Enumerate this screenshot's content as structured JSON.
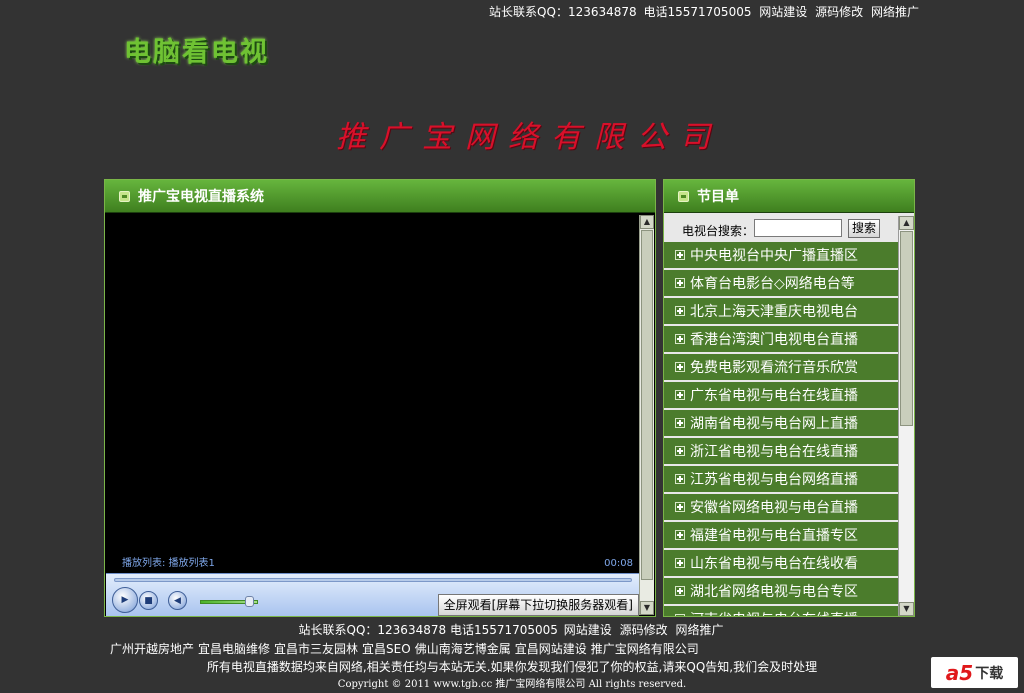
{
  "top_bar": {
    "contact": "站长联系QQ：123634878",
    "phone": "电话15571705005",
    "links": [
      "网站建设",
      "源码修改",
      "网络推广"
    ]
  },
  "logo_text": "电脑看电视",
  "banner_text": "推广宝网络有限公司",
  "player": {
    "title": "推广宝电视直播系统",
    "playlist": "播放列表: 播放列表1",
    "time": "00:08",
    "fullscreen_label": "全屏观看[屏幕下拉切换服务器观看]",
    "volume_fraction": 0.85
  },
  "program": {
    "title": "节目单",
    "search_label": "电视台搜索：",
    "search_value": "",
    "search_button": "搜索",
    "channels": [
      "中央电视台中央广播直播区",
      "体育台电影台◇网络电台等",
      "北京上海天津重庆电视电台",
      "香港台湾澳门电视电台直播",
      "免费电影观看流行音乐欣赏",
      "广东省电视与电台在线直播",
      "湖南省电视与电台网上直播",
      "浙江省电视与电台在线直播",
      "江苏省电视与电台网络直播",
      "安徽省网络电视与电台直播",
      "福建省电视与电台直播专区",
      "山东省电视与电台在线收看",
      "湖北省网络电视与电台专区",
      "河南省电视与电台在线直播"
    ]
  },
  "footer": {
    "contact": "站长联系QQ：123634878",
    "phone": "电话15571705005",
    "links": [
      "网站建设",
      "源码修改",
      "网络推广"
    ],
    "friend_links": [
      "广州开越房地产",
      "宜昌电脑维修",
      "宜昌市三友园林",
      "宜昌SEO",
      "佛山南海艺博金属",
      "宜昌网站建设",
      "推广宝网络有限公司"
    ],
    "disclaimer": "所有电视直播数据均来自网络,相关责任均与本站无关.如果你发现我们侵犯了你的权益,请来QQ告知,我们会及时处理",
    "copyright": "Copyright © 2011 www.tgb.cc 推广宝网络有限公司 All rights reserved."
  },
  "watermark": {
    "brand": "a5",
    "text": "下载"
  }
}
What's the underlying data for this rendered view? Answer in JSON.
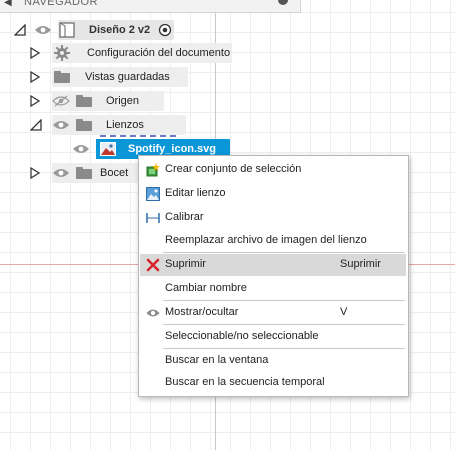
{
  "navigator": {
    "header_title": "NAVEGADOR",
    "root": {
      "label": "Diseño 2 v2"
    },
    "items": [
      {
        "label": "Configuración del documento"
      },
      {
        "label": "Vistas guardadas"
      },
      {
        "label": "Origen"
      },
      {
        "label": "Lienzos"
      },
      {
        "label": "Spotify_icon.svg"
      },
      {
        "label": "Bocet"
      }
    ]
  },
  "context_menu": {
    "items": [
      {
        "label": "Crear conjunto de selección",
        "icon": "selection-set-icon"
      },
      {
        "label": "Editar lienzo",
        "icon": "edit-canvas-icon"
      },
      {
        "label": "Calibrar",
        "icon": "calibrate-icon"
      },
      {
        "label": "Reemplazar archivo de imagen del lienzo"
      },
      {
        "label": "Suprimir",
        "shortcut": "Suprimir",
        "icon": "delete-x-icon"
      },
      {
        "label": "Cambiar nombre"
      },
      {
        "label": "Mostrar/ocultar",
        "shortcut": "V",
        "icon": "eye-icon"
      },
      {
        "label": "Seleccionable/no seleccionable"
      },
      {
        "label": "Buscar en la ventana"
      },
      {
        "label": "Buscar en la secuencia temporal"
      }
    ]
  },
  "colors": {
    "selection_blue": "#0b96d8",
    "delete_red": "#d7262c",
    "origin_axis": "#e7a7a7"
  }
}
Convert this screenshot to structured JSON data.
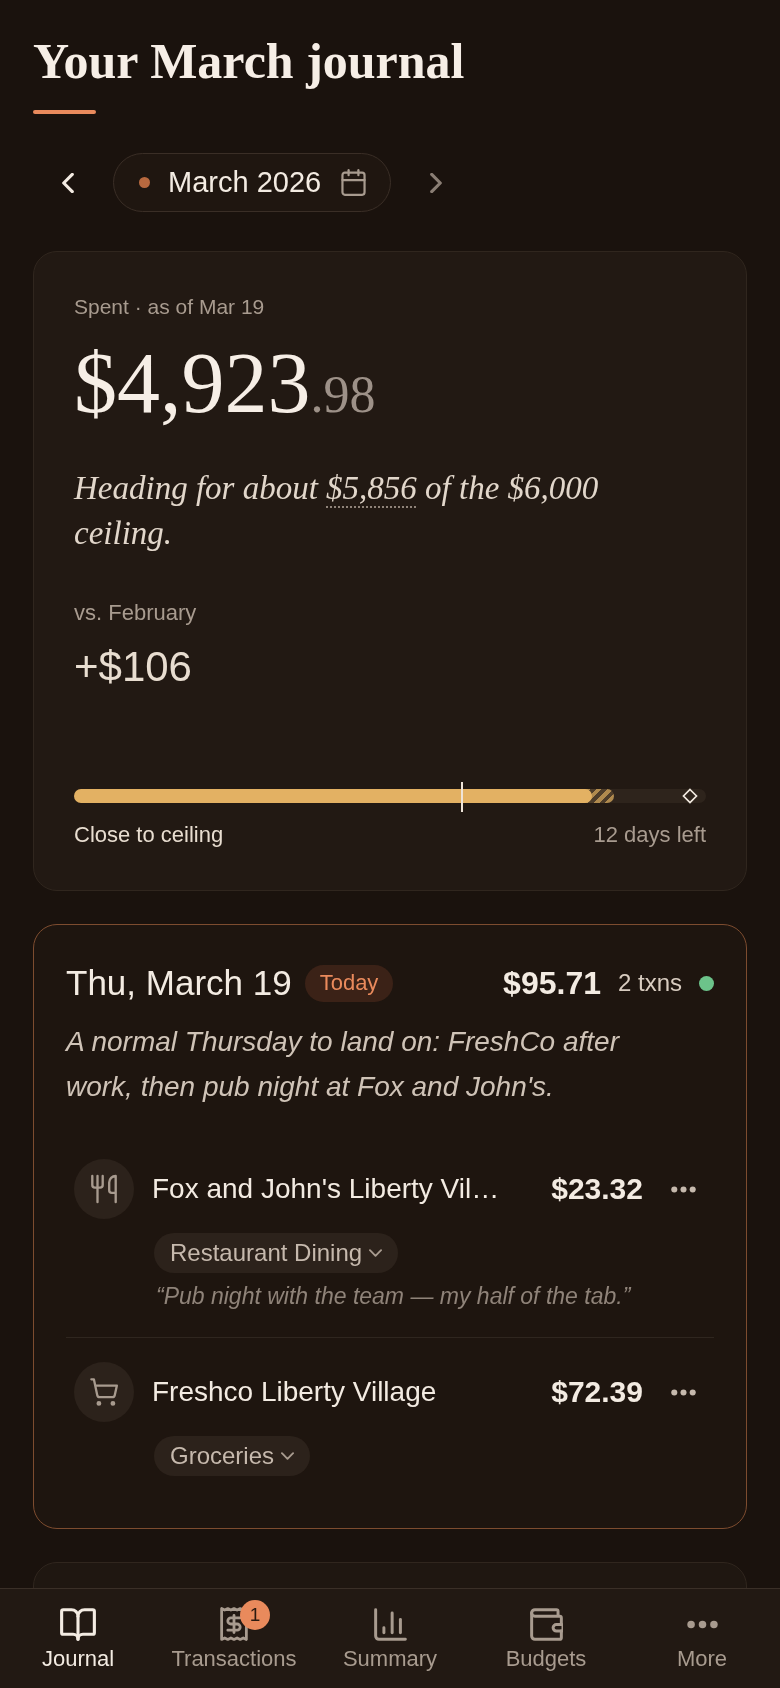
{
  "header": {
    "title": "Your March journal"
  },
  "month_nav": {
    "label": "March 2026",
    "prev": {
      "disabled": false
    },
    "next": {
      "disabled": true
    }
  },
  "summary": {
    "caption": "Spent · as of Mar 19",
    "amount": {
      "whole": "$4,923",
      "cents": ".98"
    },
    "forecast": {
      "before": "Heading for about",
      "figure": "$5,856",
      "after": "of the $6,000 ceiling."
    },
    "comparison": {
      "label": "vs. February",
      "value": "+$106"
    },
    "progress": {
      "level": 0.82,
      "pending": {
        "level": 0.855
      },
      "today_marker": {
        "level": 0.614
      },
      "projection_marker": {
        "level": 0.975
      },
      "status": "Close to ceiling",
      "days_left": "12 days left"
    }
  },
  "days": [
    {
      "date": "Thu, March 19",
      "badge": "Today",
      "highlighted": true,
      "total": "$95.71",
      "count": "2 txns",
      "color": "#6cc38a",
      "summary": "A normal Thursday to land on: FreshCo after work, then pub night at Fox and John's.",
      "transactions": [
        {
          "kind": "dining",
          "merchant": "Fox and John's Liberty Vil…",
          "amount": "$23.32",
          "category": "Restaurant Dining",
          "note": "“Pub night with the team — my half of the tab.”"
        },
        {
          "kind": "grocery",
          "merchant": "Freshco Liberty Village",
          "amount": "$72.39",
          "category": "Groceries"
        }
      ]
    }
  ],
  "tab_bar": [
    {
      "label": "Journal",
      "kind": "journal",
      "selected": true
    },
    {
      "label": "Transactions",
      "kind": "transactions",
      "selected": false,
      "badge": "1"
    },
    {
      "label": "Summary",
      "kind": "summary",
      "selected": false
    },
    {
      "label": "Budgets",
      "kind": "budgets",
      "selected": false
    },
    {
      "label": "More",
      "kind": "more",
      "selected": false
    }
  ]
}
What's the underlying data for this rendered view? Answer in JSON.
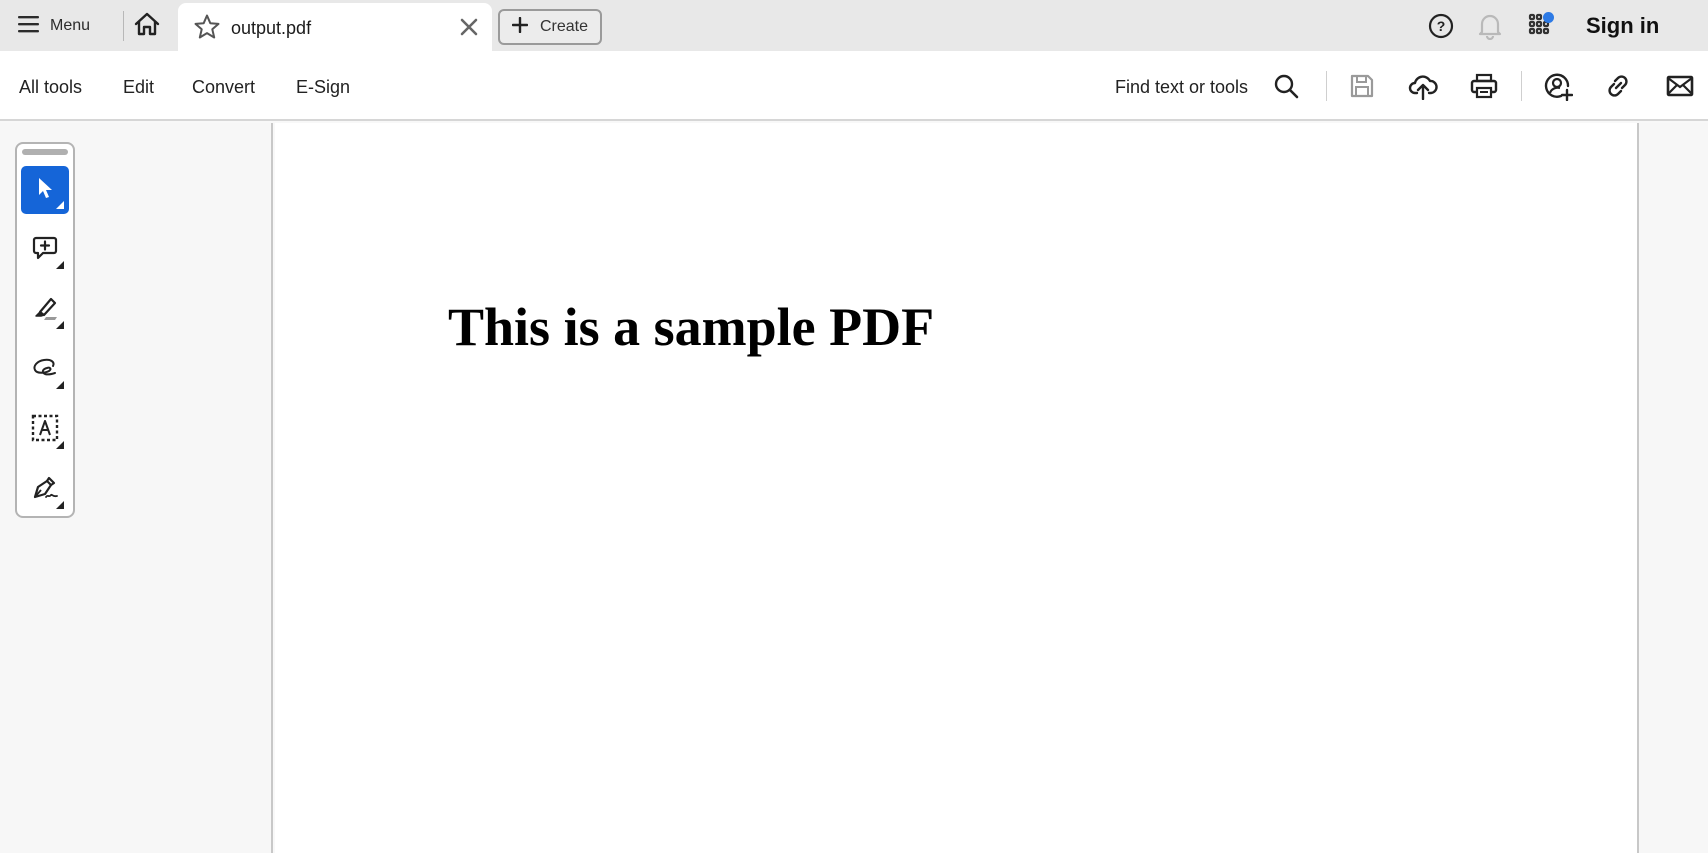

• **STATED GOAL**:
Omit the pictures and give the material again, exactly and in full.

• **RESULT FOR THIS TASK**:
Enumerate this screenshot's content as structured JSON.
{
  "top_bar": {
    "contact": "站长联系QQ：123634878",
    "phone": "电话15571705005",
    "links": [
      "网站建设",
      "源码修改",
      "网络推广"
    ]
  },
  "logo_text": "电脑看电视",
  "banner_text": "推广宝网络有限公司",
  "player": {
    "title": "推广宝电视直播系统",
    "playlist": "播放列表: 播放列表1",
    "time": "00:08",
    "fullscreen_label": "全屏观看[屏幕下拉切换服务器观看]",
    "volume_fraction": 0.85
  },
  "program": {
    "title": "节目单",
    "search_label": "电视台搜索：",
    "search_value": "",
    "search_button": "搜索",
    "channels": [
      "中央电视台中央广播直播区",
      "体育台电影台◇网络电台等",
      "北京上海天津重庆电视电台",
      "香港台湾澳门电视电台直播",
      "免费电影观看流行音乐欣赏",
      "广东省电视与电台在线直播",
      "湖南省电视与电台网上直播",
      "浙江省电视与电台在线直播",
      "江苏省电视与电台网络直播",
      "安徽省网络电视与电台直播",
      "福建省电视与电台直播专区",
      "山东省电视与电台在线收看",
      "湖北省网络电视与电台专区",
      "河南省电视与电台在线直播"
    ]
  },
  "footer": {
    "contact": "站长联系QQ：123634878",
    "phone": "电话15571705005",
    "links": [
      "网站建设",
      "源码修改",
      "网络推广"
    ],
    "friend_links": [
      "广州开越房地产",
      "宜昌电脑维修",
      "宜昌市三友园林",
      "宜昌SEO",
      "佛山南海艺博金属",
      "宜昌网站建设",
      "推广宝网络有限公司"
    ],
    "disclaimer": "所有电视直播数据均来自网络,相关责任均与本站无关.如果你发现我们侵犯了你的权益,请来QQ告知,我们会及时处理",
    "copyright": "Copyright © 2011 www.tgb.cc 推广宝网络有限公司 All rights reserved."
  },
  "watermark": {
    "brand": "a5",
    "text": "下载"
  }
}
What's the underlying data for this rendered view? Answer in JSON.
{
  "navigator": {
    "header_title": "NAVEGADOR",
    "root": {
      "label": "Diseño 2 v2"
    },
    "items": [
      {
        "label": "Configuración del documento"
      },
      {
        "label": "Vistas guardadas"
      },
      {
        "label": "Origen"
      },
      {
        "label": "Lienzos"
      },
      {
        "label": "Spotify_icon.svg"
      },
      {
        "label": "Bocet"
      }
    ]
  },
  "context_menu": {
    "items": [
      {
        "label": "Crear conjunto de selección",
        "icon": "selection-set-icon"
      },
      {
        "label": "Editar lienzo",
        "icon": "edit-canvas-icon"
      },
      {
        "label": "Calibrar",
        "icon": "calibrate-icon"
      },
      {
        "label": "Reemplazar archivo de imagen del lienzo"
      },
      {
        "label": "Suprimir",
        "shortcut": "Suprimir",
        "icon": "delete-x-icon"
      },
      {
        "label": "Cambiar nombre"
      },
      {
        "label": "Mostrar/ocultar",
        "shortcut": "V",
        "icon": "eye-icon"
      },
      {
        "label": "Seleccionable/no seleccionable"
      },
      {
        "label": "Buscar en la ventana"
      },
      {
        "label": "Buscar en la secuencia temporal"
      }
    ]
  },
  "colors": {
    "selection_blue": "#0b96d8",
    "delete_red": "#d7262c",
    "origin_axis": "#e7a7a7"
  }
}
Convert this screenshot to structured JSON data.
{
  "header": {
    "title": "Your March journal"
  },
  "month_nav": {
    "label": "March 2026",
    "prev": {
      "disabled": false
    },
    "next": {
      "disabled": true
    }
  },
  "summary": {
    "caption": "Spent · as of Mar 19",
    "amount": {
      "whole": "$4,923",
      "cents": ".98"
    },
    "forecast": {
      "before": "Heading for about",
      "figure": "$5,856",
      "after": "of the $6,000 ceiling."
    },
    "comparison": {
      "label": "vs. February",
      "value": "+$106"
    },
    "progress": {
      "level": 0.82,
      "pending": {
        "level": 0.855
      },
      "today_marker": {
        "level": 0.614
      },
      "projection_marker": {
        "level": 0.975
      },
      "status": "Close to ceiling",
      "days_left": "12 days left"
    }
  },
  "days": [
    {
      "date": "Thu, March 19",
      "badge": "Today",
      "highlighted": true,
      "total": "$95.71",
      "count": "2 txns",
      "color": "#6cc38a",
      "summary": "A normal Thursday to land on: FreshCo after work, then pub night at Fox and John's.",
      "transactions": [
        {
          "kind": "dining",
          "merchant": "Fox and John's Liberty Vil…",
          "amount": "$23.32",
          "category": "Restaurant Dining",
          "note": "“Pub night with the team — my half of the tab.”"
        },
        {
          "kind": "grocery",
          "merchant": "Freshco Liberty Village",
          "amount": "$72.39",
          "category": "Groceries"
        }
      ]
    }
  ],
  "tab_bar": [
    {
      "label": "Journal",
      "kind": "journal",
      "selected": true
    },
    {
      "label": "Transactions",
      "kind": "transactions",
      "selected": false,
      "badge": "1"
    },
    {
      "label": "Summary",
      "kind": "summary",
      "selected": false
    },
    {
      "label": "Budgets",
      "kind": "budgets",
      "selected": false
    },
    {
      "label": "More",
      "kind": "more",
      "selected": false
    }
  ]
}
What's the underlying data for this rendered view? Answer in JSON.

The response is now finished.